[Collected data]
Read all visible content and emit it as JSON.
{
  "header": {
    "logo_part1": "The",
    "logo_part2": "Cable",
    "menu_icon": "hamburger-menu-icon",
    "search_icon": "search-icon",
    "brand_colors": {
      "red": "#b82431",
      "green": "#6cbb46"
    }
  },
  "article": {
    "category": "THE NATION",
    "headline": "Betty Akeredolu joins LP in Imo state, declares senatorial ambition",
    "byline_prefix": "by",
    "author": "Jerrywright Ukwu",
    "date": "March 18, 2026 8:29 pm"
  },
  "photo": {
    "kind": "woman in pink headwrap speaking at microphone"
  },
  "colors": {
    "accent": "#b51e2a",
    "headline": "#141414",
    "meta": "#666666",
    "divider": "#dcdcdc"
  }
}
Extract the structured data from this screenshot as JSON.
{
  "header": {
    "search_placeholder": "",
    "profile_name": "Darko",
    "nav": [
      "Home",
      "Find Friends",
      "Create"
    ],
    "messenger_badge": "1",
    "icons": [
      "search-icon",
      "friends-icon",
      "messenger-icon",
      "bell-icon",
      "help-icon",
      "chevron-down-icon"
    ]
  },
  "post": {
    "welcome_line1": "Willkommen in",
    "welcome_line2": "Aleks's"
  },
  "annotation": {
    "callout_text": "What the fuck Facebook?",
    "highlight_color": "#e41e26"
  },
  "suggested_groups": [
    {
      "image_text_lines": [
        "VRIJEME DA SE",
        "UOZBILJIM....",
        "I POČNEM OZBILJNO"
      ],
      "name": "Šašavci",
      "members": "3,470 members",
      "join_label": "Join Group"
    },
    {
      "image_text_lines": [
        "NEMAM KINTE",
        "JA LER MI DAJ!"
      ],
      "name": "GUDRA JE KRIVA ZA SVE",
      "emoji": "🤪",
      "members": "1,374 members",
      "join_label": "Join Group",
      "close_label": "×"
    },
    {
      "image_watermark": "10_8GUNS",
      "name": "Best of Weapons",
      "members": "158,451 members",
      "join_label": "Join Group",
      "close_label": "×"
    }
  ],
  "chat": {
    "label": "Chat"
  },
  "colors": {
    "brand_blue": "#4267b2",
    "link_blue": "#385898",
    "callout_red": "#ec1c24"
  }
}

Goal: Find the word "members" in the data and copy out each line where it turns up.

Written answer:
      "members": "3,470 members",
      "members": "1,374 members",
      "members": "158,451 members",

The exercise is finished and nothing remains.